Request: Answer with one number: how many lines have "여리고는".

Working data:
- - - -

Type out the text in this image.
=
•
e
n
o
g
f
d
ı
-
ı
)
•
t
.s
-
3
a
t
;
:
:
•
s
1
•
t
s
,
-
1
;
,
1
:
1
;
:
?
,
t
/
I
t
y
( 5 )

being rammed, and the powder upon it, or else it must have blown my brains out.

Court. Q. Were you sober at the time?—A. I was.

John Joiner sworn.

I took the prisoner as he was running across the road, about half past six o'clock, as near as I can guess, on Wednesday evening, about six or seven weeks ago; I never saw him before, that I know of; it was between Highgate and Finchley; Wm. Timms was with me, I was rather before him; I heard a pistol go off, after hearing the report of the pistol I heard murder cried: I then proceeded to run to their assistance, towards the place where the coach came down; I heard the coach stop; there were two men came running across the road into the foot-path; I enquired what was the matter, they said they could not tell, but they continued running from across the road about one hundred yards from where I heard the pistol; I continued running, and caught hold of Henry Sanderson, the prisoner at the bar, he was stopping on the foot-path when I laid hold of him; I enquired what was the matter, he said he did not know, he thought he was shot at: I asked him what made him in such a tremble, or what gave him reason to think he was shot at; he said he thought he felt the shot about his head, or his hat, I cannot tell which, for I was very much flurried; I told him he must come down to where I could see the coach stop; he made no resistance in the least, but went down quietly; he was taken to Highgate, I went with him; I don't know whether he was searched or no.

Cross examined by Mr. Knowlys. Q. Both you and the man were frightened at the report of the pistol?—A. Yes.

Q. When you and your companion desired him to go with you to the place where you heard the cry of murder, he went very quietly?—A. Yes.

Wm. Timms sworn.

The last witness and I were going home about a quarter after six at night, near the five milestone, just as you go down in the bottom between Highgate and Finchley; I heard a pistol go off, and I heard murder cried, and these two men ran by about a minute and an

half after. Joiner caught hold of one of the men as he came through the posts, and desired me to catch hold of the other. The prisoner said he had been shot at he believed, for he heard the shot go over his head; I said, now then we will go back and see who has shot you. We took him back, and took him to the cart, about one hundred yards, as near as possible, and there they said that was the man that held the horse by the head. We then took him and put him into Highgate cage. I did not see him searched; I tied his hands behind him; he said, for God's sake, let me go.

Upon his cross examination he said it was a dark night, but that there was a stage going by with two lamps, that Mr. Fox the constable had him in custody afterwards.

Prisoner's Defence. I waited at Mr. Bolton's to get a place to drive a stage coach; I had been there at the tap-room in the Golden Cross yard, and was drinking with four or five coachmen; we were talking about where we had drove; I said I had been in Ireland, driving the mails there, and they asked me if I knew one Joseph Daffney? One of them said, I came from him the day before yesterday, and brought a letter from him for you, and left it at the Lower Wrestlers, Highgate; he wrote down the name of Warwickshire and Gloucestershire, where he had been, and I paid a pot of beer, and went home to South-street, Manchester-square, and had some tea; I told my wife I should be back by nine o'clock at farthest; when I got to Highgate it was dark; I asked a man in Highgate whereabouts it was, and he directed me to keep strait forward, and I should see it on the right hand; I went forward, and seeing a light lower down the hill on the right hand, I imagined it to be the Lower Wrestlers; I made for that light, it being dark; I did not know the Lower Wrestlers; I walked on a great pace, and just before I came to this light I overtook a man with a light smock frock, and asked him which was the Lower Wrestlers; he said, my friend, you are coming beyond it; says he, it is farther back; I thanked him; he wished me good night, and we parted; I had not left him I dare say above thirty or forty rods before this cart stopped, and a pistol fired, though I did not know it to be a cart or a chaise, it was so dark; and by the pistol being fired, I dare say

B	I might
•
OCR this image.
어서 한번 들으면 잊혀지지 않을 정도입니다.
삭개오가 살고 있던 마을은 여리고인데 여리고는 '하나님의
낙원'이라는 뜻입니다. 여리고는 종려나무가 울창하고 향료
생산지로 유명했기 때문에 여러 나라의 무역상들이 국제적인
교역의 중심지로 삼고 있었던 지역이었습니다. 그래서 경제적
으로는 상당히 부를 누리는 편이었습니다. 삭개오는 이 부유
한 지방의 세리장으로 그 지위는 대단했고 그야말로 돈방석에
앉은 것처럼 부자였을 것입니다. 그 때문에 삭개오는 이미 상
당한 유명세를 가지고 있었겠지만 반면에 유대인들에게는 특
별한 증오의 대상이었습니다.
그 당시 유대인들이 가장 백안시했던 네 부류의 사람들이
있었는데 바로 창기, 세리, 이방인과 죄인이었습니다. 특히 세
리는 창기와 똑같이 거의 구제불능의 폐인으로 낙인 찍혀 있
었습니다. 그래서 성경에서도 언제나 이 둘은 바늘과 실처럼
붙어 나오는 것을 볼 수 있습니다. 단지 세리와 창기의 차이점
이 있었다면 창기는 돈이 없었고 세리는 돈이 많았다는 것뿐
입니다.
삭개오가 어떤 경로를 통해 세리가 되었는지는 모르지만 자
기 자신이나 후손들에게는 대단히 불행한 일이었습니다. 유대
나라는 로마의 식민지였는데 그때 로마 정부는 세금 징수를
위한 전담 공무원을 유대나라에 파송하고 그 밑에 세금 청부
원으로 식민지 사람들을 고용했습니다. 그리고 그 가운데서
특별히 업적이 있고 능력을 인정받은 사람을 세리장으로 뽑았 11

- - - -

Answer below: 2